In the records below, find each line containing the word "Urdu" and copy it.

[Collection entries]
-=-=-
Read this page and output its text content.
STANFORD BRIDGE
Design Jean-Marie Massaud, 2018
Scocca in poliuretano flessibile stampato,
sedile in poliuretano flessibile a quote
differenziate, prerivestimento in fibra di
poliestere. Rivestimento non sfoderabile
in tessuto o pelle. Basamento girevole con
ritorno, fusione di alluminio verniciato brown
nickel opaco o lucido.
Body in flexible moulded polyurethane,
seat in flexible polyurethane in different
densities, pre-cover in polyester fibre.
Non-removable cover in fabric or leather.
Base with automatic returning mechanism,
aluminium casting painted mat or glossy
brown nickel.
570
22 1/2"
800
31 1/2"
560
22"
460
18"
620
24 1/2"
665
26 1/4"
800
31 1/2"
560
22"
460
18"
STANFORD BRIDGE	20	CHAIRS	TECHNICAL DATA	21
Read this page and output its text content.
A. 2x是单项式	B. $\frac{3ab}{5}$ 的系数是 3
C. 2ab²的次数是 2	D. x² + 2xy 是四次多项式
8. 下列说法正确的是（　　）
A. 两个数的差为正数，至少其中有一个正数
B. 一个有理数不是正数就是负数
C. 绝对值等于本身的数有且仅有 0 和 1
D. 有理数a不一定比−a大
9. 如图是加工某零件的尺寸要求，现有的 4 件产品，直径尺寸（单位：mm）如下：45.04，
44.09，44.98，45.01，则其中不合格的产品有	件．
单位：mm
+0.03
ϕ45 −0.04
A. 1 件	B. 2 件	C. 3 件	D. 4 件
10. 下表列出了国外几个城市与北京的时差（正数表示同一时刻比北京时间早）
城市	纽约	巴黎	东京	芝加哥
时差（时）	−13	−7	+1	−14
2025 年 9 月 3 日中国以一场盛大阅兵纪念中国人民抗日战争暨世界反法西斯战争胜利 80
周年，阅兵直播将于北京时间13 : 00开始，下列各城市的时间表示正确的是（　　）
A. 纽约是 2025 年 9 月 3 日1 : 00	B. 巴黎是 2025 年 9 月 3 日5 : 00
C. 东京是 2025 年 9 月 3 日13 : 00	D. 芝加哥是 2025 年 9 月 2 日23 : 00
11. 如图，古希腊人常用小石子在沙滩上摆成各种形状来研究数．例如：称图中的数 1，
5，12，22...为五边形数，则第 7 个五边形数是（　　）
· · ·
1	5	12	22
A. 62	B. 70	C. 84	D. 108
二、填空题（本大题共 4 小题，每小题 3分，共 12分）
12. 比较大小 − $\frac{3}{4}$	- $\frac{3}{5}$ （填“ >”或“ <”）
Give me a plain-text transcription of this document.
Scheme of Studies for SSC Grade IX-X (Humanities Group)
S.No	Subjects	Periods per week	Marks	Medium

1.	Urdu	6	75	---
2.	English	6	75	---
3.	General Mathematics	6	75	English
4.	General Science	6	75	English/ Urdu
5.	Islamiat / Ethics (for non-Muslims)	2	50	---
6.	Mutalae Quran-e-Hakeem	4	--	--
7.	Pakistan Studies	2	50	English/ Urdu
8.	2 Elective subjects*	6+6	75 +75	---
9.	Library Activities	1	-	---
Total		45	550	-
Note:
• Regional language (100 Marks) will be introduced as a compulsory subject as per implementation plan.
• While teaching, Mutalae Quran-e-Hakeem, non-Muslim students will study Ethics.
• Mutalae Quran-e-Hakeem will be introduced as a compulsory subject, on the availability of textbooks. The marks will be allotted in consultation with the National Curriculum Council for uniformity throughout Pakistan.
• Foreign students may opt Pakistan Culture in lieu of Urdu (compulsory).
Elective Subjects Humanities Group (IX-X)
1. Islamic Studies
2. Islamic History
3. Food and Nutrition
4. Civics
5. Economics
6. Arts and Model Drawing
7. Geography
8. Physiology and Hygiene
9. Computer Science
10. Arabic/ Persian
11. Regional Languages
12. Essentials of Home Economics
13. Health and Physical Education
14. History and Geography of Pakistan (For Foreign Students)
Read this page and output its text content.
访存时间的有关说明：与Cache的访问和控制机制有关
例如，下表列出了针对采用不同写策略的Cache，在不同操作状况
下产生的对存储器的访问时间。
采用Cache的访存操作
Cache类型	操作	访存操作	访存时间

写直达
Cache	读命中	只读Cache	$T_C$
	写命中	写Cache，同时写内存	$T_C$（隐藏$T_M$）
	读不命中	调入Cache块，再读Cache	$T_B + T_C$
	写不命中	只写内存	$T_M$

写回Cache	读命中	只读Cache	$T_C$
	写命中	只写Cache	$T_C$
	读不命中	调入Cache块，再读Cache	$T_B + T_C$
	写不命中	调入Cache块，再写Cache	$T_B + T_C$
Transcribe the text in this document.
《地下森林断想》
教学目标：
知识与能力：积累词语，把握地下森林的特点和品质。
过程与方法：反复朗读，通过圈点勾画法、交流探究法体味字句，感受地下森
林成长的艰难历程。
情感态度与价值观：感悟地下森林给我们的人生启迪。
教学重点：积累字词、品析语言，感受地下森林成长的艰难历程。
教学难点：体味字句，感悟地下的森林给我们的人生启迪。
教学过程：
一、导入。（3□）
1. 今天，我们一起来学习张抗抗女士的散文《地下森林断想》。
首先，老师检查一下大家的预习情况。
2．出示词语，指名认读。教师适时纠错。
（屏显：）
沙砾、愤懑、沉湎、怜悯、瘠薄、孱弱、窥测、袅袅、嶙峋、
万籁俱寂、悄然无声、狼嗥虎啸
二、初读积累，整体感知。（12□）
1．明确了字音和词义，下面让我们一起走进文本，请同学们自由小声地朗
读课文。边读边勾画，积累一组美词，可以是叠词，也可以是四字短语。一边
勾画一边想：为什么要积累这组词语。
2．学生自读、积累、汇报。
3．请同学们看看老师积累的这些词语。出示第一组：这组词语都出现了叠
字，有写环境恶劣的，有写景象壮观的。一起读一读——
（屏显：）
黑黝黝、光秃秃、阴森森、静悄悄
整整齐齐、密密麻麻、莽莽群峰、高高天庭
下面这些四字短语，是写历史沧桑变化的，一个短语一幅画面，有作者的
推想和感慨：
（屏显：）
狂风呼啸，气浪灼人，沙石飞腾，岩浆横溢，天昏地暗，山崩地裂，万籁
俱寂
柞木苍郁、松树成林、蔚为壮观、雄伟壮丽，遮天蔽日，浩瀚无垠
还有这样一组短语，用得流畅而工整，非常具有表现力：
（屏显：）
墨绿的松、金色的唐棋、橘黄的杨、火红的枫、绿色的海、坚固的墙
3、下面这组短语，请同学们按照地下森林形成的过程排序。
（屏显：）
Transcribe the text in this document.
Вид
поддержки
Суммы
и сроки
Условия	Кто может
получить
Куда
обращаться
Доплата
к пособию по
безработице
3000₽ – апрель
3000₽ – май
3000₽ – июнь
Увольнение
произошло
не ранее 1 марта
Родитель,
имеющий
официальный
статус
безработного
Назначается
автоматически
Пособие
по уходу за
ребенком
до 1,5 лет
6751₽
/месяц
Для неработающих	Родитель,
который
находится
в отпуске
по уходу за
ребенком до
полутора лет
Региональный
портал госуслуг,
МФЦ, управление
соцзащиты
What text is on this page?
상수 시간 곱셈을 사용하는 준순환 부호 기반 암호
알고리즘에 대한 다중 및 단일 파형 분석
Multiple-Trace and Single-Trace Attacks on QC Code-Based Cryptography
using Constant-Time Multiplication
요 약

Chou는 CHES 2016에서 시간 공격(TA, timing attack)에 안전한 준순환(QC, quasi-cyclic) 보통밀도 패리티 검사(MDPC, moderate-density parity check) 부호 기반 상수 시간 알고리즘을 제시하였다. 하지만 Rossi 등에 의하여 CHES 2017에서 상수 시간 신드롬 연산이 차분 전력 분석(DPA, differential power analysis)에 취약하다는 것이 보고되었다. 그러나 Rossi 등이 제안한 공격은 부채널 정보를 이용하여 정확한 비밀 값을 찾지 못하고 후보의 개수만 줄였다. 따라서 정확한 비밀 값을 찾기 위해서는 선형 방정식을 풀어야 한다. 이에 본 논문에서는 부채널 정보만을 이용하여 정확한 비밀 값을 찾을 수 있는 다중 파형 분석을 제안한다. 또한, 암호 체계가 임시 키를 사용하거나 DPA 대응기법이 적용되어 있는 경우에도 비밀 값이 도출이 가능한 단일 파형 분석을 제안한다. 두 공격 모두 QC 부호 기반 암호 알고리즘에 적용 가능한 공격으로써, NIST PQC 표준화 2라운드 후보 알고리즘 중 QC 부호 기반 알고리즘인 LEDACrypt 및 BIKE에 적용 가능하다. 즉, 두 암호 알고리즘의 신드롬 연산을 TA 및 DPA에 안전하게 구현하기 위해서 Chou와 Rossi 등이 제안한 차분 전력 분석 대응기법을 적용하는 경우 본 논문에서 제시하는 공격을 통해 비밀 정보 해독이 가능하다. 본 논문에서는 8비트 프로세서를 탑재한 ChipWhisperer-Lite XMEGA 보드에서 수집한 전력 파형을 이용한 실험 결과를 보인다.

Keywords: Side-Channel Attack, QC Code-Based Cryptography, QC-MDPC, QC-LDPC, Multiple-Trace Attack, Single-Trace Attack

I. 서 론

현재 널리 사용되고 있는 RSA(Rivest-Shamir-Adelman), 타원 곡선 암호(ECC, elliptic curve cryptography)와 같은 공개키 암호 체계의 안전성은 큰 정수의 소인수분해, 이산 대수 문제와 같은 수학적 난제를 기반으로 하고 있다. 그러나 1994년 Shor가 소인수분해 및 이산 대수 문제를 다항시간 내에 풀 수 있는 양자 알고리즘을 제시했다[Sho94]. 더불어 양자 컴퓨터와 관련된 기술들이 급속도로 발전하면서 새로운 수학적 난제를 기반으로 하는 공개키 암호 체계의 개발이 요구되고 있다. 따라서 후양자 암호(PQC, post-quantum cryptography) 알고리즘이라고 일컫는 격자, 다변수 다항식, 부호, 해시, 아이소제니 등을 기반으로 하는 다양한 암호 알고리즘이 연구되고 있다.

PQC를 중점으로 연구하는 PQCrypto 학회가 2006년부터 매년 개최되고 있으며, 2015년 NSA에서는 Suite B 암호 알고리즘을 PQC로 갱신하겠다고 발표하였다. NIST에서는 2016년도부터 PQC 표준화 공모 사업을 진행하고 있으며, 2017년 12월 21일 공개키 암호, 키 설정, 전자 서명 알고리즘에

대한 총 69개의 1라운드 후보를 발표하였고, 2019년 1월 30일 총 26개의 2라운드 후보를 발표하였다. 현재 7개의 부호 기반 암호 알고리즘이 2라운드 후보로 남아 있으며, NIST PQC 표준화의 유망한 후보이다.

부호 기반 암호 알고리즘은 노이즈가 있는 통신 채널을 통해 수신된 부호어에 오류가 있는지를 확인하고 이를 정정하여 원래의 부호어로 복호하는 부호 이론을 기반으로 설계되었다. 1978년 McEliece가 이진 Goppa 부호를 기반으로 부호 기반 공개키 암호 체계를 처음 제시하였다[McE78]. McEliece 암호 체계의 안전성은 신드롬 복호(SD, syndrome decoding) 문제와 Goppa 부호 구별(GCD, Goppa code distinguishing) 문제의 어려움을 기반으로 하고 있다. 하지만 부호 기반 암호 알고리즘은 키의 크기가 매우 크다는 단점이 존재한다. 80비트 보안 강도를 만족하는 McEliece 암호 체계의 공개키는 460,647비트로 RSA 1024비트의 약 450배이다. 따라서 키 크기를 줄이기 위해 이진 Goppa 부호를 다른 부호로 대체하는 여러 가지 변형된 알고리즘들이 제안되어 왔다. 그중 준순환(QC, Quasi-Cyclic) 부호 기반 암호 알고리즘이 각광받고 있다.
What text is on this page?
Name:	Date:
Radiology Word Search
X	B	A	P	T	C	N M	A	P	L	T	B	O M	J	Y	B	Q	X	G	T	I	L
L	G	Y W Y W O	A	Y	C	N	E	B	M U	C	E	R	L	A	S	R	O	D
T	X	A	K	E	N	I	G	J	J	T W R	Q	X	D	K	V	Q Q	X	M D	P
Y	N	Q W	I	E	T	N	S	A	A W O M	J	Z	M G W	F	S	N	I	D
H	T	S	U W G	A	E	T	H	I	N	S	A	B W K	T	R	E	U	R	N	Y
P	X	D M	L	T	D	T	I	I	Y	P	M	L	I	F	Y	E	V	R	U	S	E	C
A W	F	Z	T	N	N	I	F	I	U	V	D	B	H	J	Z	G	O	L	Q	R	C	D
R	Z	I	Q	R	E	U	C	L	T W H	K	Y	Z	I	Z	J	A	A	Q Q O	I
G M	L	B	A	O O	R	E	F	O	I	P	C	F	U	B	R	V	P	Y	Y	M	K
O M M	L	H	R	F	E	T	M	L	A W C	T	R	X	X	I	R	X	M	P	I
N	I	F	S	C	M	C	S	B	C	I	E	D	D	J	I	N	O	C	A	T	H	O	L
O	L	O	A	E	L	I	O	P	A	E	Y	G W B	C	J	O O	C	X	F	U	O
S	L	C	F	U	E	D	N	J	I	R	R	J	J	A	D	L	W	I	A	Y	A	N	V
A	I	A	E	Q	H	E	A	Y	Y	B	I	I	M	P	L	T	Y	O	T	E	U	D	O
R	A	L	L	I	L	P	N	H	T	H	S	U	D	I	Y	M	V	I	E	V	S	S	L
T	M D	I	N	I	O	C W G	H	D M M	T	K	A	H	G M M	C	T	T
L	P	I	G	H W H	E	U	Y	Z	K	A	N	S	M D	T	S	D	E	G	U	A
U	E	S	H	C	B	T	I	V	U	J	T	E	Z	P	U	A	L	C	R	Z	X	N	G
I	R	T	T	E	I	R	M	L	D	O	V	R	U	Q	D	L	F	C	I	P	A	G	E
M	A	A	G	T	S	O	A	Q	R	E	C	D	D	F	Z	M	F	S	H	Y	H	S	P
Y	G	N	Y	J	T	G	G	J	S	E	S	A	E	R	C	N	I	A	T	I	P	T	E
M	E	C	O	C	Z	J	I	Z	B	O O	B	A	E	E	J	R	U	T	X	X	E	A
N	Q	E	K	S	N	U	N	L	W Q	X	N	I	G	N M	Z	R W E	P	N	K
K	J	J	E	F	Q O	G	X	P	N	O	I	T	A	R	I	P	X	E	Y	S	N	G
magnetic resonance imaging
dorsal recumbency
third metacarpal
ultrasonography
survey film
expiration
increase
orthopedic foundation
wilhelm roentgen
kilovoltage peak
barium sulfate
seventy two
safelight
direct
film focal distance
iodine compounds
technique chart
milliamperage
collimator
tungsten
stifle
-=-=-
#### Response
1.	Urdu	6	75	---
4.	General Science	6	75	English/ Urdu
7.	Pakistan Studies	2	50	English/ Urdu
• Foreign students may opt Pakistan Culture in lieu of Urdu (compulsory).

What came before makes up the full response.